> **Task inputs**
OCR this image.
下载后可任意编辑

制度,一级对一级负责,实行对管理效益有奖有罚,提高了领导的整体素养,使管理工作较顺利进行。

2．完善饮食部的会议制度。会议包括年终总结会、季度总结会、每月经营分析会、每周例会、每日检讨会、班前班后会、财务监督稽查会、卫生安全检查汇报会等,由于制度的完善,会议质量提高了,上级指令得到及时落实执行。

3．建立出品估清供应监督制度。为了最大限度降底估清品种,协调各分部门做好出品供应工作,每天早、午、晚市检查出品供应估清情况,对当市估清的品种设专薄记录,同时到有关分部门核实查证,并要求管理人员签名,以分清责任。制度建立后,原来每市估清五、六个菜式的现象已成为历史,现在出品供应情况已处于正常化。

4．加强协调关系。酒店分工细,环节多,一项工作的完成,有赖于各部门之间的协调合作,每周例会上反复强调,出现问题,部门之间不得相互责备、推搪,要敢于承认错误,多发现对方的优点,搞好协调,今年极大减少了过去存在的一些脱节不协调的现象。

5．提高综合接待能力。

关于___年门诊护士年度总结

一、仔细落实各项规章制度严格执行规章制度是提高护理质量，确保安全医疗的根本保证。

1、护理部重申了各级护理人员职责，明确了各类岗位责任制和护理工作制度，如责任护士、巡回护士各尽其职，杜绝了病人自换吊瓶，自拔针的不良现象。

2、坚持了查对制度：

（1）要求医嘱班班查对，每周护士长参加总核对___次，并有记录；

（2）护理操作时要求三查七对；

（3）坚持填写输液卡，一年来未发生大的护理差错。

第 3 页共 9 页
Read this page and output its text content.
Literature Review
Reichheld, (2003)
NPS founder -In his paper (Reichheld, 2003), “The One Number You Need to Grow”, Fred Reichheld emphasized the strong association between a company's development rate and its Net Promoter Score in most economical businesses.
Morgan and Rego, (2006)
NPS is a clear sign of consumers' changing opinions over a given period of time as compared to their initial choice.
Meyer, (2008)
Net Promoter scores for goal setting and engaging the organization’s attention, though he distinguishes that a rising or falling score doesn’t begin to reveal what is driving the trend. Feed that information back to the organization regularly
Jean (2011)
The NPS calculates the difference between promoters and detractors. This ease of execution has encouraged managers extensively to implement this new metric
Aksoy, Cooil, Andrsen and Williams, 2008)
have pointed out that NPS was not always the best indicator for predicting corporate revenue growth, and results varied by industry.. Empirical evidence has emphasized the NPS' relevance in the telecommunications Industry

> **Problem to solve**
Count how many lines above contain the word "between". Reply with the number alone.

> **Exercise solution**
2